§ **The request**: Quote all entries in full, exactly.

§ **Entries with figure data**:

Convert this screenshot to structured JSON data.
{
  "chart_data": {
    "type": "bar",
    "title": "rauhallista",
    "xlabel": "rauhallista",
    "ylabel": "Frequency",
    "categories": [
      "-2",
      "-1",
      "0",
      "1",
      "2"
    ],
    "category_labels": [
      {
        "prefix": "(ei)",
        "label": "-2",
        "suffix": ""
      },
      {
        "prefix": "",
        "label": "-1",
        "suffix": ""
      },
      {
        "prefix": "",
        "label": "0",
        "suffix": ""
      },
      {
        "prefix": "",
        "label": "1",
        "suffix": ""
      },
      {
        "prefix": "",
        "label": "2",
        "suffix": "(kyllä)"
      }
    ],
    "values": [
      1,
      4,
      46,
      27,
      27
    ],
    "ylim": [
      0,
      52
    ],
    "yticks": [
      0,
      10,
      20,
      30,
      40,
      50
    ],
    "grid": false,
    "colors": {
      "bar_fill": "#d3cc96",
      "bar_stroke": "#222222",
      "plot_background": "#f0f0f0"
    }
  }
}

§ **Problem solution**:
Convert this screenshot to structured JSON data.
{
  "chart_data": {
    "type": "bar",
    "title": "rauhallista",
    "xlabel": "rauhallista",
    "ylabel": "Frequency",
    "categories": [
      "-2",
      "-1",
      "0",
      "1",
      "2"
    ],
    "category_labels": [
      {
        "prefix": "(ei)",
        "label": "-2",
        "suffix": ""
      },
      {
        "prefix": "",
        "label": "-1",
        "suffix": ""
      },
      {
        "prefix": "",
        "label": "0",
        "suffix": ""
      },
      {
        "prefix": "",
        "label": "1",
        "suffix": ""
      },
      {
        "prefix": "",
        "label": "2",
        "suffix": "(kyllä)"
      }
    ],
    "values": [
      1,
      4,
      46,
      27,
      27
    ],
    "ylim": [
      0,
      52
    ],
    "yticks": [
      0,
      10,
      20,
      30,
      40,
      50
    ],
    "grid": false,
    "colors": {
      "bar_fill": "#d3cc96",
      "bar_stroke": "#222222",
      "plot_background": "#f0f0f0"
    }
  }
}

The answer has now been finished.